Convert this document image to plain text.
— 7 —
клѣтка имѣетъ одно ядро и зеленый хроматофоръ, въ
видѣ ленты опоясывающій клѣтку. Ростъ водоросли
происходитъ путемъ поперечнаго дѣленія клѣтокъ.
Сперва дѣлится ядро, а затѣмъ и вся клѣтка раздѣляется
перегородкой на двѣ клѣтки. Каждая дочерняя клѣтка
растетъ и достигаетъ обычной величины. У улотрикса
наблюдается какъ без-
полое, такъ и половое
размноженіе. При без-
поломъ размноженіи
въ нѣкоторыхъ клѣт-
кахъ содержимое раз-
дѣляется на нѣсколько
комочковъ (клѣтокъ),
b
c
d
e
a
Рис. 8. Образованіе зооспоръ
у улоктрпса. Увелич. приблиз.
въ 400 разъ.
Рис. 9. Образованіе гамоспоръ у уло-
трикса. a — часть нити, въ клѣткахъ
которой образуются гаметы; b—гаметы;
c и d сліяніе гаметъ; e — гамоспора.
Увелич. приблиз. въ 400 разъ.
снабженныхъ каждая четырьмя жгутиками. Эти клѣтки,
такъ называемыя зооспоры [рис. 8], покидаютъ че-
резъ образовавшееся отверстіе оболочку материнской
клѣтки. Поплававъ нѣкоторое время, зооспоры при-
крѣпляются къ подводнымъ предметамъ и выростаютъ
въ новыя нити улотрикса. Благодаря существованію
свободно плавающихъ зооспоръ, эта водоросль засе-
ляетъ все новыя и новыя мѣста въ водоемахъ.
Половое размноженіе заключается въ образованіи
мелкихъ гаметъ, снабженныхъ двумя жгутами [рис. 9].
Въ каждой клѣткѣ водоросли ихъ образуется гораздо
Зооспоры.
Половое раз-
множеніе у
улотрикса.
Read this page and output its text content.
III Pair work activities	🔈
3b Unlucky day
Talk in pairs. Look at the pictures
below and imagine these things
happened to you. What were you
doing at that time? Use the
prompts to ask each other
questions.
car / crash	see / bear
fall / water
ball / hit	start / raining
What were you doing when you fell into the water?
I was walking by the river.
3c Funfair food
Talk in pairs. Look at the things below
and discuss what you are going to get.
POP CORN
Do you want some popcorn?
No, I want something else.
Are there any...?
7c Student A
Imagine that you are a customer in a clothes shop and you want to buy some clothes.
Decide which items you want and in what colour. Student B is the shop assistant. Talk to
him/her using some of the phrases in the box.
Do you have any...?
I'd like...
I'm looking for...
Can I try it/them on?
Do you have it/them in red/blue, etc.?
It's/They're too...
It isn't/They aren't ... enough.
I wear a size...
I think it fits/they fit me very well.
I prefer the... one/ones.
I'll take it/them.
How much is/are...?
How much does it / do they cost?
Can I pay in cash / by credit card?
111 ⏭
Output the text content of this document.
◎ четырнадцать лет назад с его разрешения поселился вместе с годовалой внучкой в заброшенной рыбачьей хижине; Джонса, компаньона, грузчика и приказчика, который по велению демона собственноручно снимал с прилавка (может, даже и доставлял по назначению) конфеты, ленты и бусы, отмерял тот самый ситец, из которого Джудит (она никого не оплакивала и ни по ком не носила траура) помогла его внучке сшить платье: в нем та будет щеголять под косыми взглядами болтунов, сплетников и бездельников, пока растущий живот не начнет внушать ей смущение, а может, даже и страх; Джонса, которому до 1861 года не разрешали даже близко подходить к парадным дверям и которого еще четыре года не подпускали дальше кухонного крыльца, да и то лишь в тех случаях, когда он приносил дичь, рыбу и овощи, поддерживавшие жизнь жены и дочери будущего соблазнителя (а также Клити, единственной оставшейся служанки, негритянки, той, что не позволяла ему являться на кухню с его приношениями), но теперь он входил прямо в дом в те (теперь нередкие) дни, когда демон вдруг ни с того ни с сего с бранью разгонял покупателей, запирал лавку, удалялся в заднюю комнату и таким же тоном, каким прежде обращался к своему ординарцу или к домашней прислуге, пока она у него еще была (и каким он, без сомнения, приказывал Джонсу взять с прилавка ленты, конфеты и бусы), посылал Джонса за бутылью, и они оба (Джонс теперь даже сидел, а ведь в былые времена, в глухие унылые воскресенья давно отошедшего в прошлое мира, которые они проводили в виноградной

......

Set problem »
Give the number of lines where the string "want" occurs, without any further text.

Full answer »
4